## BEGIN

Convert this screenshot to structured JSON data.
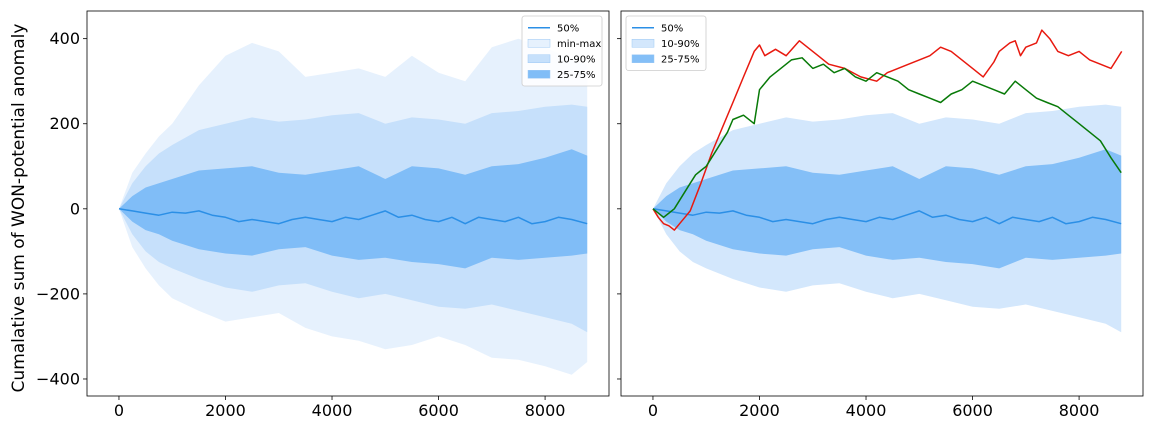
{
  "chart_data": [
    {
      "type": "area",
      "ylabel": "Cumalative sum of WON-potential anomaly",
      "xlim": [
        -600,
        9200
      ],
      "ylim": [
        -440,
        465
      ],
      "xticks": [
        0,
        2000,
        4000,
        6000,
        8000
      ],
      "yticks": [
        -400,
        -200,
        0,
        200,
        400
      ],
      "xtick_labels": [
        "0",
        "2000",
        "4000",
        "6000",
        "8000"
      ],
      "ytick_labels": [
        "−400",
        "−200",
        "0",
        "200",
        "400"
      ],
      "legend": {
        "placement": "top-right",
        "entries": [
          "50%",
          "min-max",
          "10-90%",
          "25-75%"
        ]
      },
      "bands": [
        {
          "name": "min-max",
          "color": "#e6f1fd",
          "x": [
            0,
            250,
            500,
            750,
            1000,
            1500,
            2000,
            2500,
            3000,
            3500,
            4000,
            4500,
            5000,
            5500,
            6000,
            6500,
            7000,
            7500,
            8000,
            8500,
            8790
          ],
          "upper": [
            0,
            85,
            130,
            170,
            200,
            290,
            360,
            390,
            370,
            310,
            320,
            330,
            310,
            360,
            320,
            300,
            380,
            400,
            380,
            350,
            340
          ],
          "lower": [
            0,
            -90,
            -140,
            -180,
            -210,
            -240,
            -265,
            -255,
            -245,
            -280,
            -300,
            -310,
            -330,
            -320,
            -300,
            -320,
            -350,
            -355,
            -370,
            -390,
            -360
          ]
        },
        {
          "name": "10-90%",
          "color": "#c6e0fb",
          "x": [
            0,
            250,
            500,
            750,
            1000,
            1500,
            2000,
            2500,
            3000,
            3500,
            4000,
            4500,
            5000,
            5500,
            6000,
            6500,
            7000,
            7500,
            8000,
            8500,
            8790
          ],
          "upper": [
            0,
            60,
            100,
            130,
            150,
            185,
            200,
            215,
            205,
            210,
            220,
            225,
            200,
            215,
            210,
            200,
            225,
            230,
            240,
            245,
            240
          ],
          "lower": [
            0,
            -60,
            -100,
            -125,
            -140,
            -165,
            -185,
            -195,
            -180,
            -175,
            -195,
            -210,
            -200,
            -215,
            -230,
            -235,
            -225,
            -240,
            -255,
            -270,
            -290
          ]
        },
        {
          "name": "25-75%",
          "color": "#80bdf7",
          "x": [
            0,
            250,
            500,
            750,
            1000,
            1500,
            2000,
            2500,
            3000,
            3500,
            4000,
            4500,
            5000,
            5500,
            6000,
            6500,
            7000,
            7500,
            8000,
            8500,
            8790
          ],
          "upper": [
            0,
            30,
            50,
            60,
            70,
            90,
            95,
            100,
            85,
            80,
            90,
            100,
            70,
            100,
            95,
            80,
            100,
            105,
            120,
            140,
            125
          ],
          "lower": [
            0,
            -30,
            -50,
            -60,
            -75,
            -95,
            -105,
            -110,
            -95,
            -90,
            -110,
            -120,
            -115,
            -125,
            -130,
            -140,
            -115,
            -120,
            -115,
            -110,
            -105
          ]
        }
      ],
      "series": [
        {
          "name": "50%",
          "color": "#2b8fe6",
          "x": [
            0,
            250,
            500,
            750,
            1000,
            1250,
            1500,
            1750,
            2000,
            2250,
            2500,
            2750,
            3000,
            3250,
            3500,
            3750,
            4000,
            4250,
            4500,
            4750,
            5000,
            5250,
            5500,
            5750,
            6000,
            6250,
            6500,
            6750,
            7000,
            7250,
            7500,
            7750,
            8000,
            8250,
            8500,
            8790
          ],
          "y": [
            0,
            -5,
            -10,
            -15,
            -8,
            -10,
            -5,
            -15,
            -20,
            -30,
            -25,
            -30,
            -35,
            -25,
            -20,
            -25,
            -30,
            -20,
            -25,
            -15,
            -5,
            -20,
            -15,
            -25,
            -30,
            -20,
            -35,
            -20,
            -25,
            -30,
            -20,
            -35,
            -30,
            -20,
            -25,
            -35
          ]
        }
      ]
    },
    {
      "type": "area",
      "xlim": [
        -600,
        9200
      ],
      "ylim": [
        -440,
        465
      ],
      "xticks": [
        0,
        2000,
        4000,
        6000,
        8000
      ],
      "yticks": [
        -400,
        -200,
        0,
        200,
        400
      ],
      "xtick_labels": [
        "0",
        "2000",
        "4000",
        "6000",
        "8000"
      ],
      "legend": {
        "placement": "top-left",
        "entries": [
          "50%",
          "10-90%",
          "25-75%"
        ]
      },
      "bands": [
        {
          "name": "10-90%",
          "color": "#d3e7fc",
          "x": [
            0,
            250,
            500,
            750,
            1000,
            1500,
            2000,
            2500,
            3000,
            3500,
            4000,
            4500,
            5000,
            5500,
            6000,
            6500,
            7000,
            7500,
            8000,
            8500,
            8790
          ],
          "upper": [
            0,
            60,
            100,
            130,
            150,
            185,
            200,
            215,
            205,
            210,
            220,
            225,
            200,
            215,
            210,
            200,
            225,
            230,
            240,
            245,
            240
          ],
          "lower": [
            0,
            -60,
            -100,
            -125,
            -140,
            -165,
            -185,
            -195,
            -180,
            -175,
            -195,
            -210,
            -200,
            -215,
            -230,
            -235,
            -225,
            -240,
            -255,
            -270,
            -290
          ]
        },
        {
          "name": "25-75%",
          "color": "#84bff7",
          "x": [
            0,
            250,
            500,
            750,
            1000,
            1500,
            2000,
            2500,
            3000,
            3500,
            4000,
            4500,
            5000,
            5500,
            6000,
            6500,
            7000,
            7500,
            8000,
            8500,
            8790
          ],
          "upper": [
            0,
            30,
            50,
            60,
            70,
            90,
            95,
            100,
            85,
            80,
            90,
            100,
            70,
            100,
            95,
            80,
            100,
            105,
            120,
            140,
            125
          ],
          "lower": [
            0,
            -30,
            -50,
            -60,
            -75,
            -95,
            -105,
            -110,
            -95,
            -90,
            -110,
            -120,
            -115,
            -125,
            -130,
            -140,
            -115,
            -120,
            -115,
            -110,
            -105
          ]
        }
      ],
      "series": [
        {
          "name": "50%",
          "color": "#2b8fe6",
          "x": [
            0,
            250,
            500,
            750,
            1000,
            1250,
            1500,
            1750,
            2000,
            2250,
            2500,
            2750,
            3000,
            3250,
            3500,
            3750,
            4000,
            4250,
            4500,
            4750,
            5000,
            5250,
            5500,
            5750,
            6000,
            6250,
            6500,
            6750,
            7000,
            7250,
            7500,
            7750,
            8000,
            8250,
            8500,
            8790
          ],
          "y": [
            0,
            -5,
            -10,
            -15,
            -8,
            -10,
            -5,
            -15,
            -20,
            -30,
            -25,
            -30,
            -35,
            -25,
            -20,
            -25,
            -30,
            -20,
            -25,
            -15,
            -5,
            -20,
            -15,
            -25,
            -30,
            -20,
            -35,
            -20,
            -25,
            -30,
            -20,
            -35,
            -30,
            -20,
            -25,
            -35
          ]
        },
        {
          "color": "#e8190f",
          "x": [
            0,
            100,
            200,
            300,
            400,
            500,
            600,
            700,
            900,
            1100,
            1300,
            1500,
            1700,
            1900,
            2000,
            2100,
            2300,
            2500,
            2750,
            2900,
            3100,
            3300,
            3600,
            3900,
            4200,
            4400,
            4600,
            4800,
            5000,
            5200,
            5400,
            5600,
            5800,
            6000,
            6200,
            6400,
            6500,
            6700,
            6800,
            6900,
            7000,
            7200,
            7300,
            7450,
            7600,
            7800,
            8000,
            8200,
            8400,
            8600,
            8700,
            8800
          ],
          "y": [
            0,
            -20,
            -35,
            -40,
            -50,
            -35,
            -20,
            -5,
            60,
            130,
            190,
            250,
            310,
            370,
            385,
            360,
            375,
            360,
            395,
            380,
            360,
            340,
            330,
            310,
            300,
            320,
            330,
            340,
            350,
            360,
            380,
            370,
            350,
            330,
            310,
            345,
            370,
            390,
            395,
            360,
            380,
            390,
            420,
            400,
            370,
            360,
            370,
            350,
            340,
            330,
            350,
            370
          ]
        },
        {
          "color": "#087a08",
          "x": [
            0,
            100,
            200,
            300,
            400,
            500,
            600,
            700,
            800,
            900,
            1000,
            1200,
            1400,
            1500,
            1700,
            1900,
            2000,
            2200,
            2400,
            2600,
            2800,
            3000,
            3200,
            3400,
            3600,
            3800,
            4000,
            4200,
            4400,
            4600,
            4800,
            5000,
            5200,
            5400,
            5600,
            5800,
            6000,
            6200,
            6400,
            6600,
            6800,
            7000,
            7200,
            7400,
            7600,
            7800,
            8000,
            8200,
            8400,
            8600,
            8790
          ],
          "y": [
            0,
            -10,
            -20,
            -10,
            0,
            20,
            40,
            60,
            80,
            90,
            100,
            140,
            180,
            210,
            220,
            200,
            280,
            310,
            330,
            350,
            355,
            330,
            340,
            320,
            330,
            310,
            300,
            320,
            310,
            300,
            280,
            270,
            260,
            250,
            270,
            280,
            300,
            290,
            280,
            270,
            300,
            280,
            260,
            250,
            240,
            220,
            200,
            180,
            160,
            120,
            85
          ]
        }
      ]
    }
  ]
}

## END

OBJECTIVE
Reply with only the number of lines in the entries that contain the word "placement".

EXERCISE OUTPUT
2